[Start]
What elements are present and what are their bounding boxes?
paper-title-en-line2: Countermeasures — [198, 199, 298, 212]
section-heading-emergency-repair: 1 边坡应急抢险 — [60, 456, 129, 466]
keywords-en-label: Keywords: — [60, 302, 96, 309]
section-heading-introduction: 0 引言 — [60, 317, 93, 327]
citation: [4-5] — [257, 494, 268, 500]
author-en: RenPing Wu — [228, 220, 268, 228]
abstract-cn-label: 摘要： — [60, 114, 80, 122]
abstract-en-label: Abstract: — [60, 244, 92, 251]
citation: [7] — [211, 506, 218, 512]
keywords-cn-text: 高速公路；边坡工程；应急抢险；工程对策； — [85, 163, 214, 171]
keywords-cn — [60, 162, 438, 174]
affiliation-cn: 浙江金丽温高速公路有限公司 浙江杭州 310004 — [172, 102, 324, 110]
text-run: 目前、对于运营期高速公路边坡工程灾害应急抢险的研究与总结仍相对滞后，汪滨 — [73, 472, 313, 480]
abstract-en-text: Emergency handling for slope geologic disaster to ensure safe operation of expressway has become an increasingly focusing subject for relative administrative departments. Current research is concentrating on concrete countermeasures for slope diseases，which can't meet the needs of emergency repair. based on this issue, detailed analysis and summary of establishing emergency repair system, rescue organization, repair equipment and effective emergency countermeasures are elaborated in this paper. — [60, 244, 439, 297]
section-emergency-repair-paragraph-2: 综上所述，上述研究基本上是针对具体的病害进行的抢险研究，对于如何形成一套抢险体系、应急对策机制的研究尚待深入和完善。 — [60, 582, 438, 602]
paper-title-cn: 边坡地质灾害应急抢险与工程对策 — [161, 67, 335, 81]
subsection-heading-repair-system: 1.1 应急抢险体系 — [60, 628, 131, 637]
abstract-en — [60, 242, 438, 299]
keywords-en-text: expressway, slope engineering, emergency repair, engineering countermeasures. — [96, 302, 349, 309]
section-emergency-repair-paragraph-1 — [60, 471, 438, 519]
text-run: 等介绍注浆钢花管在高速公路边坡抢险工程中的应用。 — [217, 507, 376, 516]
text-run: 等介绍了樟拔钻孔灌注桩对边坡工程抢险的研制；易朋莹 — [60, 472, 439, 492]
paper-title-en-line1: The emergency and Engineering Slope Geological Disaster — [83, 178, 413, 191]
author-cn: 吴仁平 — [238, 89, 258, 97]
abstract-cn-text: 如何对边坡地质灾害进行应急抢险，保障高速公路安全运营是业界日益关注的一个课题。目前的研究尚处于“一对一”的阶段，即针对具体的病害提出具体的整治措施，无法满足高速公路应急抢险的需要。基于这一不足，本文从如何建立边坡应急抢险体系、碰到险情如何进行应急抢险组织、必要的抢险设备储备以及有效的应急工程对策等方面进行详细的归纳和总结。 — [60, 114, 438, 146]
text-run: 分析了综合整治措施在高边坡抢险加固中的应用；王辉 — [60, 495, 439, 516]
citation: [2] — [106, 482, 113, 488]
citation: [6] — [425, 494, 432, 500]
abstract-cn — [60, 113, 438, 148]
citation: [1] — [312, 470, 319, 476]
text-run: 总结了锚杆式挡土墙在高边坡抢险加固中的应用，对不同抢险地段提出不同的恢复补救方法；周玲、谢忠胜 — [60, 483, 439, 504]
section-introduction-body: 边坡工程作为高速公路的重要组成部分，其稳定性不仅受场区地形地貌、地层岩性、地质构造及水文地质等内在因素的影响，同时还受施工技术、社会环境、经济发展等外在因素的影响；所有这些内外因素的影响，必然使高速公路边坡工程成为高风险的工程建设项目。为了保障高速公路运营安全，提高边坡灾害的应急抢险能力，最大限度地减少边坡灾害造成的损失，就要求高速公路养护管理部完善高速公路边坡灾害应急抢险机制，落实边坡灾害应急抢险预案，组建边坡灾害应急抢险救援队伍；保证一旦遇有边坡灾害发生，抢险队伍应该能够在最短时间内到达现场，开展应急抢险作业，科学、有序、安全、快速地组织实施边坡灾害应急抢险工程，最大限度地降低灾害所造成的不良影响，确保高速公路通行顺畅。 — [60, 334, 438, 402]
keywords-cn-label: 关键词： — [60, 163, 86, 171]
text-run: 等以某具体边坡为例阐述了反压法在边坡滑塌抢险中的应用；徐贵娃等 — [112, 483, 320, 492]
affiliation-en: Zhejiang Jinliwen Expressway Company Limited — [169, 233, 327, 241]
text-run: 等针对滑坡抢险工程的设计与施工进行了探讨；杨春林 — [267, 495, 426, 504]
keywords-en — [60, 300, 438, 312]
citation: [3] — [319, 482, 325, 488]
[End]
• _Written instruction_: Copy out every line above word for word, keeping each one unchanged.

• _Task answer_:
What elements are present and what are their bounding boxes?
paper-title-en-line2: Countermeasures — [198, 199, 298, 212]
section-heading-emergency-repair: 1 边坡应急抢险 — [60, 456, 129, 466]
keywords-en-label: Keywords: — [60, 302, 96, 309]
section-heading-introduction: 0 引言 — [60, 317, 93, 327]
citation: [4-5] — [257, 494, 268, 500]
author-en: RenPing Wu — [228, 220, 268, 228]
abstract-cn-label: 摘要： — [60, 114, 80, 122]
abstract-en-label: Abstract: — [60, 244, 92, 251]
citation: [7] — [211, 506, 218, 512]
keywords-cn-text: 高速公路；边坡工程；应急抢险；工程对策； — [85, 163, 214, 171]
keywords-cn — [60, 162, 438, 174]
affiliation-cn: 浙江金丽温高速公路有限公司 浙江杭州 310004 — [172, 102, 324, 110]
text-run: 目前、对于运营期高速公路边坡工程灾害应急抢险的研究与总结仍相对滞后，汪滨 — [73, 472, 313, 480]
abstract-en-text: Emergency handling for slope geologic disaster to ensure safe operation of expressway has become an increasingly focusing subject for relative administrative departments. Current research is concentrating on concrete countermeasures for slope diseases，which can't meet the needs of emergency repair. based on this issue, detailed analysis and summary of establishing emergency repair system, rescue organization, repair equipment and effective emergency countermeasures are elaborated in this paper. — [60, 244, 439, 297]
section-emergency-repair-paragraph-2: 综上所述，上述研究基本上是针对具体的病害进行的抢险研究，对于如何形成一套抢险体系、应急对策机制的研究尚待深入和完善。 — [60, 582, 438, 602]
paper-title-cn: 边坡地质灾害应急抢险与工程对策 — [161, 67, 335, 81]
subsection-heading-repair-system: 1.1 应急抢险体系 — [60, 628, 131, 637]
abstract-en — [60, 242, 438, 299]
keywords-en-text: expressway, slope engineering, emergency repair, engineering countermeasures. — [96, 302, 349, 309]
section-emergency-repair-paragraph-1 — [60, 471, 438, 519]
text-run: 等介绍注浆钢花管在高速公路边坡抢险工程中的应用。 — [217, 507, 376, 516]
text-run: 等介绍了樟拔钻孔灌注桩对边坡工程抢险的研制；易朋莹 — [60, 472, 439, 492]
paper-title-en-line1: The emergency and Engineering Slope Geological Disaster — [83, 178, 413, 191]
author-cn: 吴仁平 — [238, 89, 258, 97]
abstract-cn-text: 如何对边坡地质灾害进行应急抢险，保障高速公路安全运营是业界日益关注的一个课题。目前的研究尚处于“一对一”的阶段，即针对具体的病害提出具体的整治措施，无法满足高速公路应急抢险的需要。基于这一不足，本文从如何建立边坡应急抢险体系、碰到险情如何进行应急抢险组织、必要的抢险设备储备以及有效的应急工程对策等方面进行详细的归纳和总结。 — [60, 114, 438, 146]
text-run: 分析了综合整治措施在高边坡抢险加固中的应用；王辉 — [60, 495, 439, 516]
citation: [2] — [106, 482, 113, 488]
citation: [6] — [425, 494, 432, 500]
abstract-cn — [60, 113, 438, 148]
citation: [1] — [312, 470, 319, 476]
text-run: 总结了锚杆式挡土墙在高边坡抢险加固中的应用，对不同抢险地段提出不同的恢复补救方法；周玲、谢忠胜 — [60, 483, 439, 504]
section-introduction-body: 边坡工程作为高速公路的重要组成部分，其稳定性不仅受场区地形地貌、地层岩性、地质构造及水文地质等内在因素的影响，同时还受施工技术、社会环境、经济发展等外在因素的影响；所有这些内外因素的影响，必然使高速公路边坡工程成为高风险的工程建设项目。为了保障高速公路运营安全，提高边坡灾害的应急抢险能力，最大限度地减少边坡灾害造成的损失，就要求高速公路养护管理部完善高速公路边坡灾害应急抢险机制，落实边坡灾害应急抢险预案，组建边坡灾害应急抢险救援队伍；保证一旦遇有边坡灾害发生，抢险队伍应该能够在最短时间内到达现场，开展应急抢险作业，科学、有序、安全、快速地组织实施边坡灾害应急抢险工程，最大限度地降低灾害所造成的不良影响，确保高速公路通行顺畅。 — [60, 334, 438, 402]
keywords-cn-label: 关键词： — [60, 163, 86, 171]
text-run: 等以某具体边坡为例阐述了反压法在边坡滑塌抢险中的应用；徐贵娃等 — [112, 483, 320, 492]
affiliation-en: Zhejiang Jinliwen Expressway Company Limited — [169, 233, 327, 241]
text-run: 等针对滑坡抢险工程的设计与施工进行了探讨；杨春林 — [267, 495, 426, 504]
keywords-en — [60, 300, 438, 312]
citation: [3] — [319, 482, 325, 488]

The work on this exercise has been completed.